:: THE PROBLEM ::
Reply with one number: the count of lines in the data that hold the string "desempenho".

** begin INPUT MATERIAL **

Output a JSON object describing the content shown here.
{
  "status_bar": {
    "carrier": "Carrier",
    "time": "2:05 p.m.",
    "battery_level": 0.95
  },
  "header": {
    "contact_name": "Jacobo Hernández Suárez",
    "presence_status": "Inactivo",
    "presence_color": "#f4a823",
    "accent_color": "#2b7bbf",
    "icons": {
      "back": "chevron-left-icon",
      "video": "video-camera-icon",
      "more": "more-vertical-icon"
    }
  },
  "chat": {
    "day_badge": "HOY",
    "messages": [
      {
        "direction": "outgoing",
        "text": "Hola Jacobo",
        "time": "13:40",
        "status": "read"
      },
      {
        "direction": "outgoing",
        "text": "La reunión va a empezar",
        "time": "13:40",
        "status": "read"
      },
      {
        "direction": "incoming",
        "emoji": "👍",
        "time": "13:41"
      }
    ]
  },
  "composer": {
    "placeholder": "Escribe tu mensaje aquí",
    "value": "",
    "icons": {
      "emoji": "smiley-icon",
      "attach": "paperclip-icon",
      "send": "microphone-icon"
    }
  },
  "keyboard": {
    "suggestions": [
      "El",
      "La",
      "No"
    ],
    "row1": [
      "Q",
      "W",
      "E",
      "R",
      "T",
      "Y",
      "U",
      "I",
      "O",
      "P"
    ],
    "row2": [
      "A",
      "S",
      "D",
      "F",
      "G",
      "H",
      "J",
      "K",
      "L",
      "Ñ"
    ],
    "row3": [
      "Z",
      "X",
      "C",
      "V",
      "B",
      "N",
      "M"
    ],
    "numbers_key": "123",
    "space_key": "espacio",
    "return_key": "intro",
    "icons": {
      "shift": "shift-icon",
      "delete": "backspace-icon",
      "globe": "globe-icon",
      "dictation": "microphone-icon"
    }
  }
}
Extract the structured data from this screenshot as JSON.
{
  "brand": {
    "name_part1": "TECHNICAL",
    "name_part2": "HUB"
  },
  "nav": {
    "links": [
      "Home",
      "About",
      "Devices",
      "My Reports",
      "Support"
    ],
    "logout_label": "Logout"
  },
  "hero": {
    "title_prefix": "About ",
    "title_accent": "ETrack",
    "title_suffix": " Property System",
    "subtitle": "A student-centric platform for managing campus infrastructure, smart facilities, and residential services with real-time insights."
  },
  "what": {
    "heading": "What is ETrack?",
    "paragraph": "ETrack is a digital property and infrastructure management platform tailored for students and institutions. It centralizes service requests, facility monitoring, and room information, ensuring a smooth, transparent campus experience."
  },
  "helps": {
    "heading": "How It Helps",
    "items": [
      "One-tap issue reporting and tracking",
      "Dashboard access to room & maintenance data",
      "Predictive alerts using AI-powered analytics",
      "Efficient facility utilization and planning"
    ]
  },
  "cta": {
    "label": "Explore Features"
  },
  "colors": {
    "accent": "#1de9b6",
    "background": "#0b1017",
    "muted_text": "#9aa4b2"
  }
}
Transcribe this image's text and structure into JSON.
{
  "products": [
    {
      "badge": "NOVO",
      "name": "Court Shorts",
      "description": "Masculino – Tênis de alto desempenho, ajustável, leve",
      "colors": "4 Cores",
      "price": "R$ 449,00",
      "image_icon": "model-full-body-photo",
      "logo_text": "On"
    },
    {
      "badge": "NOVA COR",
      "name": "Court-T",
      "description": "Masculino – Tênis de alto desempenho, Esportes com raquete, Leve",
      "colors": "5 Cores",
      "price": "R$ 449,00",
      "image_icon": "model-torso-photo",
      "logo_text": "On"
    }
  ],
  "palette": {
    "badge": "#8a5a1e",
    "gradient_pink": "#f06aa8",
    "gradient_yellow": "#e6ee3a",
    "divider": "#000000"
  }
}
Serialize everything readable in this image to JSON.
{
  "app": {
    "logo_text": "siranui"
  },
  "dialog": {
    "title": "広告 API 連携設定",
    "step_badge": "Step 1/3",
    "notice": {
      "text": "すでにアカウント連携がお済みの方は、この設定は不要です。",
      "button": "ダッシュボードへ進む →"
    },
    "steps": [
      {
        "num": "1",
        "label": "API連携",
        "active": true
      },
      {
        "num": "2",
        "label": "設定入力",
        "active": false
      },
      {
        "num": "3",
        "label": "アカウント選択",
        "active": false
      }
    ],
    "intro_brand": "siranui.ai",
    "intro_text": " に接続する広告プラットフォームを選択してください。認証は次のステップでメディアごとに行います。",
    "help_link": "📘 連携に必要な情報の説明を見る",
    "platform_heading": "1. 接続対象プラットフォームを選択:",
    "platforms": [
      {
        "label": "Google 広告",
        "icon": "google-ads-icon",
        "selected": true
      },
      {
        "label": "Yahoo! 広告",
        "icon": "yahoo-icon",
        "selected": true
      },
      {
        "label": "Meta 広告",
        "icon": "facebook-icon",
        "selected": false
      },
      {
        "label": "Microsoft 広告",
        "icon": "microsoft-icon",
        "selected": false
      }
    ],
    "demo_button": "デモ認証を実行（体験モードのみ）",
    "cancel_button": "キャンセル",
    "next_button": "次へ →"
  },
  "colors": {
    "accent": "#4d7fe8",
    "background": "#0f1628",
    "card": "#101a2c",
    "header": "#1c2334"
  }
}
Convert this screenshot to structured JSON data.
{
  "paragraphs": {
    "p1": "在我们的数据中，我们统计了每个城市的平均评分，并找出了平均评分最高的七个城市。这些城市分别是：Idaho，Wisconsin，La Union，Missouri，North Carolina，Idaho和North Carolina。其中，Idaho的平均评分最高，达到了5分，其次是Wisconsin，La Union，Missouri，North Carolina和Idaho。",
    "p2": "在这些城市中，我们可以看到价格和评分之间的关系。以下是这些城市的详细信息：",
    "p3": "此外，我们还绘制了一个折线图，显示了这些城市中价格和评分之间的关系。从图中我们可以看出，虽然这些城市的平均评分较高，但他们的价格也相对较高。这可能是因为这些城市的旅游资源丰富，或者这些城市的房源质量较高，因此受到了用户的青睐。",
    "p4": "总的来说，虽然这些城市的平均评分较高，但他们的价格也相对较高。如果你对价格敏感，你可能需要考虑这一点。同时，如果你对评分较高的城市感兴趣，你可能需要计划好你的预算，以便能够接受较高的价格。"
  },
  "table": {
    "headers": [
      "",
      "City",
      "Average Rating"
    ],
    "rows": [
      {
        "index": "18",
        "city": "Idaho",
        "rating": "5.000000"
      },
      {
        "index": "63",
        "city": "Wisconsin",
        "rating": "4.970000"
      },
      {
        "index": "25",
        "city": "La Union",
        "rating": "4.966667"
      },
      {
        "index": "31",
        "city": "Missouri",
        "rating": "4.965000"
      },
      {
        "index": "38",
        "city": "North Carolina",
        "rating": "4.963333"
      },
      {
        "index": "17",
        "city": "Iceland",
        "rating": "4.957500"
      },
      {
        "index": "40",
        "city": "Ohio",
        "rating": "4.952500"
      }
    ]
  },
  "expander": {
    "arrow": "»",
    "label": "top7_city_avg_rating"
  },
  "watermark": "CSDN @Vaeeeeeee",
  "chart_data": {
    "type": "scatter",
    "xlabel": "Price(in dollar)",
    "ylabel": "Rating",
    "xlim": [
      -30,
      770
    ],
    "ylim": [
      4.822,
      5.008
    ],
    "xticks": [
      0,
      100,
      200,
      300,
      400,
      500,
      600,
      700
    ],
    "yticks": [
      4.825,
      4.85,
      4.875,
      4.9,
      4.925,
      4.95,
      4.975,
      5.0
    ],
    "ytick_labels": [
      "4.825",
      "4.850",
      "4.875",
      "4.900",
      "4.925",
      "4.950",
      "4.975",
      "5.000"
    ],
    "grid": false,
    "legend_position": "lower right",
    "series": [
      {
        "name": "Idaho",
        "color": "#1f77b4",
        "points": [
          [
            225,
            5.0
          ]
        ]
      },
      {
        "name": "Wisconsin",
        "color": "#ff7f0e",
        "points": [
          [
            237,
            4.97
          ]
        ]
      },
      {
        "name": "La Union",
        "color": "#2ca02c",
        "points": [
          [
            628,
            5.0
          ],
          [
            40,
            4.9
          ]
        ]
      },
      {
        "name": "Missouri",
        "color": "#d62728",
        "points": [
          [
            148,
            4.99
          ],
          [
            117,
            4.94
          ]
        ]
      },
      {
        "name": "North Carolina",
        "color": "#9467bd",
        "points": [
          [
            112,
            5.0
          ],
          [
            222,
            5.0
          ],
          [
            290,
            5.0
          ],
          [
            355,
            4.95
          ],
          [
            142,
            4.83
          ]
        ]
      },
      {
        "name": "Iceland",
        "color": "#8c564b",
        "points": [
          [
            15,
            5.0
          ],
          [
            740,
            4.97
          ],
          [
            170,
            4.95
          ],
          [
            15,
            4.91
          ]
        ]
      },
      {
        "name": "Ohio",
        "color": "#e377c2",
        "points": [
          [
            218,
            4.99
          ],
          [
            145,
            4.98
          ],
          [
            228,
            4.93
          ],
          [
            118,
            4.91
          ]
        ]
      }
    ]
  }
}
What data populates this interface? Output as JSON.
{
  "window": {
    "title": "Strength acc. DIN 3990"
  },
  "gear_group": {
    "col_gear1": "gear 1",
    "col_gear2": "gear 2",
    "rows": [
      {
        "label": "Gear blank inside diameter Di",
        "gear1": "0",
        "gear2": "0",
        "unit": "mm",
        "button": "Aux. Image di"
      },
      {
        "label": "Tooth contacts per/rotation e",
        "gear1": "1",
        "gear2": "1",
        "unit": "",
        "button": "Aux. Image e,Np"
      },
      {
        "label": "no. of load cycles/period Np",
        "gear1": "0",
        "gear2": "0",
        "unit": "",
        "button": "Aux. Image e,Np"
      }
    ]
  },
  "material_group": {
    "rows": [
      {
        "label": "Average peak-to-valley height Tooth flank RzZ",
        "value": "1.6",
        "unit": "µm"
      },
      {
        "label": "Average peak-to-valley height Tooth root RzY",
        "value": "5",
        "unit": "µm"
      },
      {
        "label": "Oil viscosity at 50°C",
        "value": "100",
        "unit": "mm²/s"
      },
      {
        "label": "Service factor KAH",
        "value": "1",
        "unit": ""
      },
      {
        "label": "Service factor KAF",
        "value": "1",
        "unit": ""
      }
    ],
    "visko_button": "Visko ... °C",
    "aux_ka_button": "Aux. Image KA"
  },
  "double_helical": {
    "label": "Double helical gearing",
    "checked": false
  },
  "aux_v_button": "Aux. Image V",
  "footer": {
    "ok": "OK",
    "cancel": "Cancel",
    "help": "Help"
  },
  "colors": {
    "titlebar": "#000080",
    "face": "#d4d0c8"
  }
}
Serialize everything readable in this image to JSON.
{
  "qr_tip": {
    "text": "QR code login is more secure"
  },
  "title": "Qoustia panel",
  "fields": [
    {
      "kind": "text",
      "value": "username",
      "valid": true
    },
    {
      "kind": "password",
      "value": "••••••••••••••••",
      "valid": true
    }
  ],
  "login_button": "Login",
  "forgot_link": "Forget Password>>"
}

** end INPUT MATERIAL **

:: SOLUTION TO THIS EXERCISE ::
2